[Set exercise]:
Search the listing below for "give". Copy each matching line.

-- START OF Data provided --

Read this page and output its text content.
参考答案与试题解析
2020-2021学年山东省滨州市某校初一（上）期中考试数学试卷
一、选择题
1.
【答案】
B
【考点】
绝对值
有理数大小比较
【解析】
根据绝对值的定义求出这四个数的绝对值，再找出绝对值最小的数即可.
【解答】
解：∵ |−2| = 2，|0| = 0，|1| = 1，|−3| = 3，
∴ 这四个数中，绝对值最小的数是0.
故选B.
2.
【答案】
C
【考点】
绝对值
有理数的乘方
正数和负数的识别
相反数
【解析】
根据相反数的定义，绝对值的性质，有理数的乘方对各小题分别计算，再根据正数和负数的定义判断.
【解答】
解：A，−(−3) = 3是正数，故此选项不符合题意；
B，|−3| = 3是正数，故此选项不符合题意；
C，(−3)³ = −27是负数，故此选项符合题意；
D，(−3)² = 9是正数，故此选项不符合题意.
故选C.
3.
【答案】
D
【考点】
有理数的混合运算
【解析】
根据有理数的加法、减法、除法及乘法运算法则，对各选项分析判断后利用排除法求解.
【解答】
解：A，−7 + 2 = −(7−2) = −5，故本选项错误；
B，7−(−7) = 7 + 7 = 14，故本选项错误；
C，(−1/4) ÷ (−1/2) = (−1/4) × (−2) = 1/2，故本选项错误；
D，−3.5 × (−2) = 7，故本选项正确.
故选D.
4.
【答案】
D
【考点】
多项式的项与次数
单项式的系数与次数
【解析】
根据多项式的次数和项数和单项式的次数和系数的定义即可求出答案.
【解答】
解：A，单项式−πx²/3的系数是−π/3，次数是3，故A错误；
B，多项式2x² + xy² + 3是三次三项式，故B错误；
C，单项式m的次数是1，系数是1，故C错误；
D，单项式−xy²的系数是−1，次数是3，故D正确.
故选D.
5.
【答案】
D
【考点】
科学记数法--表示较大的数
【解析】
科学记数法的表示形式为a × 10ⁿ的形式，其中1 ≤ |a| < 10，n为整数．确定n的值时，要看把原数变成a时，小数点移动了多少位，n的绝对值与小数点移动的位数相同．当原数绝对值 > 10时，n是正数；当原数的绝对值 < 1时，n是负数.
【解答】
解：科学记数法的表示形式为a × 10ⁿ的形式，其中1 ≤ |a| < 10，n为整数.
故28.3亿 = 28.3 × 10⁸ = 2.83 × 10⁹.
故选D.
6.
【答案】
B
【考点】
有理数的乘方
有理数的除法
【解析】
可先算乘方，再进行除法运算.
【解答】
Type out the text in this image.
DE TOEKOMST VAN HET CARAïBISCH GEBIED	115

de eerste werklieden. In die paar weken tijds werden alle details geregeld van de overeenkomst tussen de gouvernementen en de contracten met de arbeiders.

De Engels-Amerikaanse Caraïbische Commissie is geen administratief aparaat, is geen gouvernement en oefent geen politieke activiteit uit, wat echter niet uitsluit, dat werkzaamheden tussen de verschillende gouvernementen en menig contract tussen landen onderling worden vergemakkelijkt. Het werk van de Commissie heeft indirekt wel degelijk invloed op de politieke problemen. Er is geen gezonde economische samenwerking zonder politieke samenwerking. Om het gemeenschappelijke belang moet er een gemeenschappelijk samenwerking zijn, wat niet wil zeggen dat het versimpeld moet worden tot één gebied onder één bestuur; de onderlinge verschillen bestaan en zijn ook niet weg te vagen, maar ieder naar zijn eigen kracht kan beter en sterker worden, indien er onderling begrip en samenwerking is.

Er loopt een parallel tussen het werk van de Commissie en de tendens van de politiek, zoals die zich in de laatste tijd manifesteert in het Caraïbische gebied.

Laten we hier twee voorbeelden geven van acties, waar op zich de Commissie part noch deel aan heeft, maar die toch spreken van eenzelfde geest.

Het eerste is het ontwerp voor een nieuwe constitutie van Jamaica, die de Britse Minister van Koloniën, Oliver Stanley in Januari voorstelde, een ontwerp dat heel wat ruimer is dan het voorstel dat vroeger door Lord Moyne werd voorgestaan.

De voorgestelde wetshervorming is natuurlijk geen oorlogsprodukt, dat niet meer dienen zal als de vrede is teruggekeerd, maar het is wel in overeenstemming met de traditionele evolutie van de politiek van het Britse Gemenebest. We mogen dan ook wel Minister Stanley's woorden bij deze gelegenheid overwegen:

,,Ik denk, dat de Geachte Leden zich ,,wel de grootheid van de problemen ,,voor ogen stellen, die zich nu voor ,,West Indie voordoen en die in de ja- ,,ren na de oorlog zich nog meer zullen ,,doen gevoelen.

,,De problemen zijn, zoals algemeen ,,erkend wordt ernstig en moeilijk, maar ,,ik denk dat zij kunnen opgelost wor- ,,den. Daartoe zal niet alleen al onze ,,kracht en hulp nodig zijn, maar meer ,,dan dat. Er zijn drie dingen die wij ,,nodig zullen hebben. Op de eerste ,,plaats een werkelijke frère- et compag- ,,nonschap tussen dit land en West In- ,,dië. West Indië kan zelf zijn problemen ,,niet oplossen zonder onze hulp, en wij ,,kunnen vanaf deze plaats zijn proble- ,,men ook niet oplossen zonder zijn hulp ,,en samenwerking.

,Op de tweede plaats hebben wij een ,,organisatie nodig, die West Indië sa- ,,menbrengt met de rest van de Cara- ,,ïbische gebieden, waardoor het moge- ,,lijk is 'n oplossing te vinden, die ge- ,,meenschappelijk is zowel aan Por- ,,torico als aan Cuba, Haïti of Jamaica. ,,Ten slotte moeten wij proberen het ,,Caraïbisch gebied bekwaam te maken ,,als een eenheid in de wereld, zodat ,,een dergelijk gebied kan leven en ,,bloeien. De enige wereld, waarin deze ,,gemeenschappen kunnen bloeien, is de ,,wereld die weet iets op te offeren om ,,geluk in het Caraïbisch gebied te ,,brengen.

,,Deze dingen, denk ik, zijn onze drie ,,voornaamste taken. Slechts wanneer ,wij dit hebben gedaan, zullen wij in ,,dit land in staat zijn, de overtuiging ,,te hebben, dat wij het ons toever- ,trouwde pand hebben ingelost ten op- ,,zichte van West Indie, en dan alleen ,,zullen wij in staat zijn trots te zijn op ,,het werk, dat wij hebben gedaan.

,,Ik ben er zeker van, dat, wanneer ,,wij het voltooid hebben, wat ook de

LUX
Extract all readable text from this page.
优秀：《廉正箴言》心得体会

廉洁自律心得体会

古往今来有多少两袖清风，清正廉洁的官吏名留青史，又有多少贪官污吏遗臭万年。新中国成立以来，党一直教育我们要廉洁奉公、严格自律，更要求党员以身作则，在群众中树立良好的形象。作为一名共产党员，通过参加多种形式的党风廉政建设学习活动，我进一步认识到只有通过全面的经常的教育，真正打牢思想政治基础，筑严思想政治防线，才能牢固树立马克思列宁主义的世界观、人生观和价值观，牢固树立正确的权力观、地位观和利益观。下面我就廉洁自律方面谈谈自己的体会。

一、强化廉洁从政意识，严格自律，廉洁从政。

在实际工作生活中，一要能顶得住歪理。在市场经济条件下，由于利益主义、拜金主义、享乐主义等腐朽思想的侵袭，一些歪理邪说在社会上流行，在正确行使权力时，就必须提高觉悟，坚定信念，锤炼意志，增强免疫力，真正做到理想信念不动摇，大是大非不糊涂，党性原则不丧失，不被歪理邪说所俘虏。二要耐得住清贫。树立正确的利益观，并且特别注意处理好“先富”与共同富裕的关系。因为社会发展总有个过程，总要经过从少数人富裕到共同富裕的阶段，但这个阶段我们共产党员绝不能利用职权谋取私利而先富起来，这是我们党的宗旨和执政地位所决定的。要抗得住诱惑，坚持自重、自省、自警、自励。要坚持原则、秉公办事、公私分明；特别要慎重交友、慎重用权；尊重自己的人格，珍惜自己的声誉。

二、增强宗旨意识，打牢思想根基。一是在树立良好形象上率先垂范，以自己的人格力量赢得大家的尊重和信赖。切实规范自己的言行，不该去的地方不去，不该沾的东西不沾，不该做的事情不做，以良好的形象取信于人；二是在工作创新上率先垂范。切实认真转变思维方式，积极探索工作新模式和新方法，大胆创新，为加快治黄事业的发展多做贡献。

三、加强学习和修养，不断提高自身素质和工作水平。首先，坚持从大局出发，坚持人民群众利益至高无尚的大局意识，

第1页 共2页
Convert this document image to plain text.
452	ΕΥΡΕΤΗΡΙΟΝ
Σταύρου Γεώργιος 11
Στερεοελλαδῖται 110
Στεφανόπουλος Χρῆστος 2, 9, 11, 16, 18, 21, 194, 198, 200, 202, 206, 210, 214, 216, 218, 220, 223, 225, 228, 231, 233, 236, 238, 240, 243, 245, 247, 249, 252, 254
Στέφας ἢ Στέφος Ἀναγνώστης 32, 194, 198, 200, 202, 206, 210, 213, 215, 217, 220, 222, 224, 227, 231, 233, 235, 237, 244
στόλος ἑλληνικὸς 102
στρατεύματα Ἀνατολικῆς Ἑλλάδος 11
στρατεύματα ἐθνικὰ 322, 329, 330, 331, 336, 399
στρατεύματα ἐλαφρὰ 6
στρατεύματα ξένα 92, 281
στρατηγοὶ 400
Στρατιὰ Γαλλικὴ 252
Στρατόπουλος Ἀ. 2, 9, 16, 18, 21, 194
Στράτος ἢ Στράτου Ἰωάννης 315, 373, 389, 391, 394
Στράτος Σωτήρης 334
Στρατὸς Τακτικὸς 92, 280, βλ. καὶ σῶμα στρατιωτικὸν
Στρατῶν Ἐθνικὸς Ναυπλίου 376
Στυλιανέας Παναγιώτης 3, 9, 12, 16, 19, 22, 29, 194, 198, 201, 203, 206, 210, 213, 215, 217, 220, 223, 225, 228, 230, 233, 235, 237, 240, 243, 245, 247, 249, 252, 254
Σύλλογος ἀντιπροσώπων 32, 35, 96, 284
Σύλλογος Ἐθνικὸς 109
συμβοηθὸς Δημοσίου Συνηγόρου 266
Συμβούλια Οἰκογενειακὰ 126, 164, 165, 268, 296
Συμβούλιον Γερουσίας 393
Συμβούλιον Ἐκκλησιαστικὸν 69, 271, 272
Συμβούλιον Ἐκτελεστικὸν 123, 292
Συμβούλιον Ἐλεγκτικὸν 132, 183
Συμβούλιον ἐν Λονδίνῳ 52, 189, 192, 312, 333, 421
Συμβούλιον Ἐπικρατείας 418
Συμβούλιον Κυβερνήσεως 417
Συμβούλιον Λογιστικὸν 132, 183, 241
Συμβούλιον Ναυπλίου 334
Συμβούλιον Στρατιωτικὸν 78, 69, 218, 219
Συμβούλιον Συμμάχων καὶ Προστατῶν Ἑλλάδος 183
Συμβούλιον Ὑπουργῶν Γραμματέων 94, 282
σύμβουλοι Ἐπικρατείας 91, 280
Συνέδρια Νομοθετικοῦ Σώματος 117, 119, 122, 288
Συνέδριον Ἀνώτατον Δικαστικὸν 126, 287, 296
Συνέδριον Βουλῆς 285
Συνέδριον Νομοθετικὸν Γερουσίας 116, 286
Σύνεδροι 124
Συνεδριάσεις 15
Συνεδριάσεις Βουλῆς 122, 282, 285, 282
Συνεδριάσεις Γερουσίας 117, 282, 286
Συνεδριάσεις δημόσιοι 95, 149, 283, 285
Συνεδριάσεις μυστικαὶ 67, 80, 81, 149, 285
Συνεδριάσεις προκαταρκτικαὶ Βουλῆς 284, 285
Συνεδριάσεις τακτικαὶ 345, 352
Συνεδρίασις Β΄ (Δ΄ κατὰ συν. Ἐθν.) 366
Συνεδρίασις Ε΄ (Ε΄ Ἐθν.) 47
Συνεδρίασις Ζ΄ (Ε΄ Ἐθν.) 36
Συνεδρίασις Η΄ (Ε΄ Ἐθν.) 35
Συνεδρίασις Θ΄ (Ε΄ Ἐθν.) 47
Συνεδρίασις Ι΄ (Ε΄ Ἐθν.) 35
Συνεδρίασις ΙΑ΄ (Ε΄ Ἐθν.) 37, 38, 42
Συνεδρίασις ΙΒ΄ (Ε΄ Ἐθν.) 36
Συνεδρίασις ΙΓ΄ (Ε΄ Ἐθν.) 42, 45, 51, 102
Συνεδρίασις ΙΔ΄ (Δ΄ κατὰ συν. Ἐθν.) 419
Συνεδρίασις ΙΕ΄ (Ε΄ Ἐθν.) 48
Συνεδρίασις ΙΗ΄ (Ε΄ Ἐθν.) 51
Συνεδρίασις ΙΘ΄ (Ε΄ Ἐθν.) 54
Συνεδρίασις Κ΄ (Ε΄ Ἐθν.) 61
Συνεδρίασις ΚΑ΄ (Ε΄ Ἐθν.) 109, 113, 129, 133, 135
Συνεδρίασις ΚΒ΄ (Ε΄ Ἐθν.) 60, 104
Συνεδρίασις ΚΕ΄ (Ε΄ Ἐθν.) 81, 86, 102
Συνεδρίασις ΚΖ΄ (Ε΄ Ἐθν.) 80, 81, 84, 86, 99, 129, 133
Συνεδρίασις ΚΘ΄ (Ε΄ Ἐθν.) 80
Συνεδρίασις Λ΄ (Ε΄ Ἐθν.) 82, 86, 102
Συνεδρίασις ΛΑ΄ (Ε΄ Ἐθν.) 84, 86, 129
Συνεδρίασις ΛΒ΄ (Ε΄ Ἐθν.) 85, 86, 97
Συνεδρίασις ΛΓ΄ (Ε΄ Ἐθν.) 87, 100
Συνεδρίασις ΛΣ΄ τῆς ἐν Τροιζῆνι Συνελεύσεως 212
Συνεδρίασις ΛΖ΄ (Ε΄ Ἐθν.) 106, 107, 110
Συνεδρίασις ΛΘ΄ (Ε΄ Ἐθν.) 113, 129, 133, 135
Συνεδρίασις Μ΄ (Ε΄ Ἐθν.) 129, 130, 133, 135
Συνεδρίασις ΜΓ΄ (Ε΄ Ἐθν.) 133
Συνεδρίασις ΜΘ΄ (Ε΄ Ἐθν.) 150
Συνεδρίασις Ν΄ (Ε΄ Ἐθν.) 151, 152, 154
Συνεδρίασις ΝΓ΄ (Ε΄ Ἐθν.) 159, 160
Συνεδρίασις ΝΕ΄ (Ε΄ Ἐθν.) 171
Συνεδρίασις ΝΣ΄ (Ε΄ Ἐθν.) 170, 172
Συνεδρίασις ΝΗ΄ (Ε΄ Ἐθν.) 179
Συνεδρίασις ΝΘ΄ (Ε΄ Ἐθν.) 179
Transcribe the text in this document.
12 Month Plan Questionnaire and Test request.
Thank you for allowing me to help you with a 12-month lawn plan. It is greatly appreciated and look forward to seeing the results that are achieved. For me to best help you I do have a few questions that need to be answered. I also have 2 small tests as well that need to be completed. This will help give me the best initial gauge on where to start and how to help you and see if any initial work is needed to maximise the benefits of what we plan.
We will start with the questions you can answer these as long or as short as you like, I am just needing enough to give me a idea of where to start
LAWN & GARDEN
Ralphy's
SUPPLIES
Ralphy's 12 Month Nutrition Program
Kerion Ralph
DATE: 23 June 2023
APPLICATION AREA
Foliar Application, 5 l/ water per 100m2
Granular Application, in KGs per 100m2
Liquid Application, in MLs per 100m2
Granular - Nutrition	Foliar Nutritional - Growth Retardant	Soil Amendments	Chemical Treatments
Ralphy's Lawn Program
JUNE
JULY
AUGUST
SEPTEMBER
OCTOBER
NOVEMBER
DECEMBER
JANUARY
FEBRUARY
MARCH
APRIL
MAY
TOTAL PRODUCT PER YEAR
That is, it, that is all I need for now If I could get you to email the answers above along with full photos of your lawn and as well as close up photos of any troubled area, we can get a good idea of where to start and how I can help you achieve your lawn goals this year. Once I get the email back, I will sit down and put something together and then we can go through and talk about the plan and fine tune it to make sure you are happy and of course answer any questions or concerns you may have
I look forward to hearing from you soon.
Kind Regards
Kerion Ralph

-- END OF Data provided --

[Final answer]:
Thank you for allowing me to help you with a 12-month lawn plan. It is greatly appreciated and look forward to seeing the results that are achieved. For me to best help you I do have a few questions that need to be answered. I also have 2 small tests as well that need to be completed. This will help give me the best initial gauge on where to start and how to help you and see if any initial work is needed to maximise the benefits of what we plan.
We will start with the questions you can answer these as long or as short as you like, I am just needing enough to give me a idea of where to start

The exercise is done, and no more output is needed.